_Job:_
What is the count of lines that hold the word "kworker"? Give only the number.

_Records for this exercise:_

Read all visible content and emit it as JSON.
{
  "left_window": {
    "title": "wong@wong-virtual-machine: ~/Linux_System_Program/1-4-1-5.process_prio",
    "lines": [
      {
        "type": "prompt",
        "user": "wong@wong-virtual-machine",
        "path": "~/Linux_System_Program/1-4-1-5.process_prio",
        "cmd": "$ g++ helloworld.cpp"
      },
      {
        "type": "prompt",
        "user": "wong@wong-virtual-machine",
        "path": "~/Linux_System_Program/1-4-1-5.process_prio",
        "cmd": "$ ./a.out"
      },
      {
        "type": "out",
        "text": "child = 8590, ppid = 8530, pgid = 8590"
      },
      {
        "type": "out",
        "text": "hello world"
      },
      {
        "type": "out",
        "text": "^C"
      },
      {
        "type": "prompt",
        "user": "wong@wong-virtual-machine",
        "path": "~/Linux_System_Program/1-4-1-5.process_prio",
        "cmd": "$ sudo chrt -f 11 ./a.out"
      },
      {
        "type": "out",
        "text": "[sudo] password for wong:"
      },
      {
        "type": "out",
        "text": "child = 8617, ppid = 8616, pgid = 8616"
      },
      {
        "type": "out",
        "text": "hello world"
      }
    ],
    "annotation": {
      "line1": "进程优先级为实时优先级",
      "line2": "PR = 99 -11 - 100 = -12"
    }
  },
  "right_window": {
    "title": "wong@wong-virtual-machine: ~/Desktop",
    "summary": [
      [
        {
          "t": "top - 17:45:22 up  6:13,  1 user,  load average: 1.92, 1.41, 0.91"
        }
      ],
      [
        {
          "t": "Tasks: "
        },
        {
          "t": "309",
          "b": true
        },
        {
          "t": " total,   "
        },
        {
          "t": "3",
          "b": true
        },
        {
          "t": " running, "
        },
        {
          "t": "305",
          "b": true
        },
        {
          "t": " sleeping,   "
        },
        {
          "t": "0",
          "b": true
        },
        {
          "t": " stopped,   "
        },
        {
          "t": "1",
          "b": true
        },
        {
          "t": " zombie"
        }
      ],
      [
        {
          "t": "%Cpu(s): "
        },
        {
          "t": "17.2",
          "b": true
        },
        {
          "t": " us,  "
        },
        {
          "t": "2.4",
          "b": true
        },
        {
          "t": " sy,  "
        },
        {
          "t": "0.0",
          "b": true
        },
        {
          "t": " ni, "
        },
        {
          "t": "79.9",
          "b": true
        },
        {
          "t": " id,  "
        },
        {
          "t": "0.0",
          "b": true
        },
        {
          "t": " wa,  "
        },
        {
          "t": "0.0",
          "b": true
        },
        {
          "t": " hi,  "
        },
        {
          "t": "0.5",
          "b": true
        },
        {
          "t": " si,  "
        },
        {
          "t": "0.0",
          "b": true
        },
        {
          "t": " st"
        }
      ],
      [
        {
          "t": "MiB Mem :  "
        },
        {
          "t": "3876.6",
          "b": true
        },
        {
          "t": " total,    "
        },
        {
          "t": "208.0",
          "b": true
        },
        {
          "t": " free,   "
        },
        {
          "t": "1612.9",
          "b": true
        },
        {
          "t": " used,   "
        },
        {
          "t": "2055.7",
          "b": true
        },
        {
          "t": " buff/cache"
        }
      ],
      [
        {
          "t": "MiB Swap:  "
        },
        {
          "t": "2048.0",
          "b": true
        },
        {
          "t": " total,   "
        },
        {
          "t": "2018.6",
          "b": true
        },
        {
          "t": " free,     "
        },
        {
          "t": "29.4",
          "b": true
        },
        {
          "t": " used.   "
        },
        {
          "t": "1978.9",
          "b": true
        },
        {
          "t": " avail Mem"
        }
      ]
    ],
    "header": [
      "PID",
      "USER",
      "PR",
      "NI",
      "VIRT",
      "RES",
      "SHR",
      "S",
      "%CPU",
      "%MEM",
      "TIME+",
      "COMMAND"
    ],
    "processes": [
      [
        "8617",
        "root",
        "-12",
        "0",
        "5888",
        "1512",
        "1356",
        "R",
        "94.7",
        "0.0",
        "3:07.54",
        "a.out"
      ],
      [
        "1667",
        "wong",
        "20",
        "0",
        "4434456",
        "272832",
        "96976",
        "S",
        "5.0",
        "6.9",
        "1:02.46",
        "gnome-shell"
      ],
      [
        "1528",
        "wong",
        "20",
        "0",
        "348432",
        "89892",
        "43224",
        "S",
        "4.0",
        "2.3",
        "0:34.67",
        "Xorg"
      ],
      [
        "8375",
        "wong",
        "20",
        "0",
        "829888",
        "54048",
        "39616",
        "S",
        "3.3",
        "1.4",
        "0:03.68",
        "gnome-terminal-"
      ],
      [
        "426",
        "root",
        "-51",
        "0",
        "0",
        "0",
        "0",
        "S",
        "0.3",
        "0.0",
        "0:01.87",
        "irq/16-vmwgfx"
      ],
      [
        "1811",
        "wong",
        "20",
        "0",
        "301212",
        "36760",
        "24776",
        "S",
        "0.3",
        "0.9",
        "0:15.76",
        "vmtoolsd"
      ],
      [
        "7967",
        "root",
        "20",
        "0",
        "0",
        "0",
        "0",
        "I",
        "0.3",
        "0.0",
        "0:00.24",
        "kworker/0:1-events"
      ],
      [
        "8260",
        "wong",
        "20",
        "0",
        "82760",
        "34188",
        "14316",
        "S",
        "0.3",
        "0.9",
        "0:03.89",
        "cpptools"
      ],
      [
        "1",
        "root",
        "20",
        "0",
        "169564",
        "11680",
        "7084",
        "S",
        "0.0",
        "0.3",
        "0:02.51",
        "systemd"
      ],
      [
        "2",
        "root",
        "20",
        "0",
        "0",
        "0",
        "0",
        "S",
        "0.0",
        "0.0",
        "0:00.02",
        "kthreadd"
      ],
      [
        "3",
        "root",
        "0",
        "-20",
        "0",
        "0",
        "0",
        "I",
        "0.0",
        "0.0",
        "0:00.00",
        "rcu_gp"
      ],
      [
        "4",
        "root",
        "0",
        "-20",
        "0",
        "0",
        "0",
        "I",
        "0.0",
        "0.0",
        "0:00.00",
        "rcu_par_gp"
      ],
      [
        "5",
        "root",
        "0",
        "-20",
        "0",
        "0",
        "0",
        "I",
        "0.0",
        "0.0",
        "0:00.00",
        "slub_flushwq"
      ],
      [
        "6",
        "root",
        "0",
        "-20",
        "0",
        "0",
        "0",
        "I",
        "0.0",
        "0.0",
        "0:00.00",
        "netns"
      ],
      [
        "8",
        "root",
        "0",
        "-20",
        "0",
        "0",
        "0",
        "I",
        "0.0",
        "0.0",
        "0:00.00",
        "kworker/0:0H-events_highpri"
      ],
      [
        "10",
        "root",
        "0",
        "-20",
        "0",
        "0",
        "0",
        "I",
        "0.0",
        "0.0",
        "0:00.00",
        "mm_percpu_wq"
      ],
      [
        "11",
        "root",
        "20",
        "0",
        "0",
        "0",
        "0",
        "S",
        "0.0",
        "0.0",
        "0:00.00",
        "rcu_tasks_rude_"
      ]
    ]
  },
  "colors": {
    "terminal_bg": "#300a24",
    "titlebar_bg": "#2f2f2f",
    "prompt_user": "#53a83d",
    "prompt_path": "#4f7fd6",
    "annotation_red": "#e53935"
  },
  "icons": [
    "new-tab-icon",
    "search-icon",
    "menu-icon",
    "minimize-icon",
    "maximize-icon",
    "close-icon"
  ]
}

_Solution for this task:_
2